Nel marzo scorso, per far fronte all’espansione del settore, la Cei ha organizzato a Roma un mega convegno intitolato«Case per ferie, segno e luogo di speranza». Gli atti e gli interventi dei relatori, scaricabili dal sito ufficiale della Cei, compongono di fatto un eccellente corso di formazione professionale per operatori turistici, tenuto da esperti del ramo e commercialisti non solo molto preparati ma anche dotati di una capacità divulgativa singolare per la categoria. Una visita al sito è largamente consigliabile a qualsiasi laico titolare di un alberghi, pensioni, bar, ristoranti. Nelle molte e lunghe relazioni, fitte di norme civilisticofiscali, compare anche l’aspetto spirituale, alla voce swiftiana «Qualche modesto suggerimento per difendervi nel prossimo futuro da accertamenti ICI (anche retroattivi)». Si ricorda allora che «A) l’ ospite deve riconoscere la piena condivisione degli ideali e delle regole di condotta della religione cristiana; B) l’ospite deve impegnarsi a rispettare gli orari di entrata e di uscita; C) la casa per ferie metta a disposizione degli ospiti la propria struttura e personale religioso per un’assistenza religiosa oltre l’annessa cappella» e così via. A parte che a piazza Farnese ci hanno dato subito le chiavi per entrare e uscire quando volevamo, è la Cei stessa a ridurre la vocazione spirituale e dunque «non commerciale» degli alberghi religiosi a un espediente da commercialisti furbi per evitare gli odiati accertamenti. Eppure sono passati duemila anni da quando Gesù rispose ai farisei, il clero dell’ epoca, «date a Cesare quel che è di Cesare». Per finire, una precisazione penosa ma necessaria.

^^^^

Istruzioni da seguire: Prosegui il testo sulle case per ferie religiose scrivendo il seguito della sua ultima frase.

Dati forniti:
^^^^

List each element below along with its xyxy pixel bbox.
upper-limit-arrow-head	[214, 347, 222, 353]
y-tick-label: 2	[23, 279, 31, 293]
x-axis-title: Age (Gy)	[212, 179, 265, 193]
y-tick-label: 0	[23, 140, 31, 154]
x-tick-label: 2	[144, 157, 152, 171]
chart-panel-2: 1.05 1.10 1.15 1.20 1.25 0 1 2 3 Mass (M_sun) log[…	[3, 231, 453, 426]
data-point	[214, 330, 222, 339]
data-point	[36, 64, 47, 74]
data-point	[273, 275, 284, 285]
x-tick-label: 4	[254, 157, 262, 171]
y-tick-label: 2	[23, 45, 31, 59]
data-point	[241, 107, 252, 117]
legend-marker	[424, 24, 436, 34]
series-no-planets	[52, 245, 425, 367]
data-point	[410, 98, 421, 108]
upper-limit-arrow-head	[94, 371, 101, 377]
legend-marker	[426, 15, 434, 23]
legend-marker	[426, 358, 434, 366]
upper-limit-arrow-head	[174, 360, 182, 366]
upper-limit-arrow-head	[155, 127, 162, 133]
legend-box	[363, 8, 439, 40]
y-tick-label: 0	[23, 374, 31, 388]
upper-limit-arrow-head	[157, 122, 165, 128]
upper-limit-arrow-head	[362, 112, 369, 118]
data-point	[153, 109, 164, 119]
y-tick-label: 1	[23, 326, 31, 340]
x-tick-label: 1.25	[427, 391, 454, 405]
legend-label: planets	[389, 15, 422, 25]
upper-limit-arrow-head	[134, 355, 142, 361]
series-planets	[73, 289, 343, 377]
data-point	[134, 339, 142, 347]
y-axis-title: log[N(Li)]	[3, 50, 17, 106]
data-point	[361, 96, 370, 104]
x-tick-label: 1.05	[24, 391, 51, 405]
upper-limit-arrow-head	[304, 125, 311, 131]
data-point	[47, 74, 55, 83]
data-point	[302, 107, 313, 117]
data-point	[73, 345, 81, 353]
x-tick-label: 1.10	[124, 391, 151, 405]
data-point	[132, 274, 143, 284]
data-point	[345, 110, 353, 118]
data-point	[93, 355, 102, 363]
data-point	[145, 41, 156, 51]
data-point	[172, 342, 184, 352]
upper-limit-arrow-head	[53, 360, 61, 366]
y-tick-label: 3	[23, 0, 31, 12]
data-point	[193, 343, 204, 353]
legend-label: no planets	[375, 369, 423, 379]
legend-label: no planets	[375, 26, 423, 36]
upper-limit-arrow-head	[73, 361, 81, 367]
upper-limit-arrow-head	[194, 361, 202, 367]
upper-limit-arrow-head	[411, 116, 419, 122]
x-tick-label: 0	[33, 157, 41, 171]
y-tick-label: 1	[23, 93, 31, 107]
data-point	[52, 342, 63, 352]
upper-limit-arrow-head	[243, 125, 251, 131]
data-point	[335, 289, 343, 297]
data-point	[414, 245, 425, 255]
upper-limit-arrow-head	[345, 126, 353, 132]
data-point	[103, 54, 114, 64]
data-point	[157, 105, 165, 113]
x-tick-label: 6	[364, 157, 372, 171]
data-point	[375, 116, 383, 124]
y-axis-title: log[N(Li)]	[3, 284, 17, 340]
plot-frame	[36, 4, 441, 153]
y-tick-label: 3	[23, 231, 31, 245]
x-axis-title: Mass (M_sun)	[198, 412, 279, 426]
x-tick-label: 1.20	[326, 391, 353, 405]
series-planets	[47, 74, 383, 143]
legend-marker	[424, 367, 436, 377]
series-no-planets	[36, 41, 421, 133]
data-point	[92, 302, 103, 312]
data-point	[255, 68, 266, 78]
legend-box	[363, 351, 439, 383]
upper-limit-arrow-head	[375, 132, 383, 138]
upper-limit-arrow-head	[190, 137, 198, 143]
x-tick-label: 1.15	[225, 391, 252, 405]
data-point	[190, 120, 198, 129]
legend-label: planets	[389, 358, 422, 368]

^^^^

Risposta:
Da settimane l’informazione cattolica pubblica le tabelle degli stipendi dei preti, bassi come quelli degli operai, per «sbugiardare un’inchiesta fondata sulla menzogna». Ora. i salari dei preti non sono mai stati né saranno oggetto di questa inchiesta. Si può anzi essere d’accordo con gli organi della Cei nel sostenere che i sacerdoti sono una categoria sottopagata rispetto all’impegno profuso nella società. Per non dire delle suore, alle quali la Cei non versa un euro. Le sorelle brigidine di piazza Farnese, per esempio, si alzano all’alba e lavorano dodici ore al giorno, offrendo agli ospiti una cortesia e una dedizione che non s’imparano alla scuola alberghiera, eppure non avranno mai né uno stipendio né la pensione, a differenza dei preti. Ed è un’altra fonte d’imbarazzo laico dover contribuire con le tasse a un sistema tanto discriminatorio. La questione non sono i 350 milioni per gli stipendi prelevati con l’otto per mille, inventato per questo. Ma gli altri quattro miliardi che vanno altrove, in parte certo alle missioni di carità, in parte più cospicua dentro una macchina di potere che influenza e condiziona l’economia, la politica, la vita democratica e a volte l’esercizio dei diritti costituzionali, fra i quali la libertà di stampa.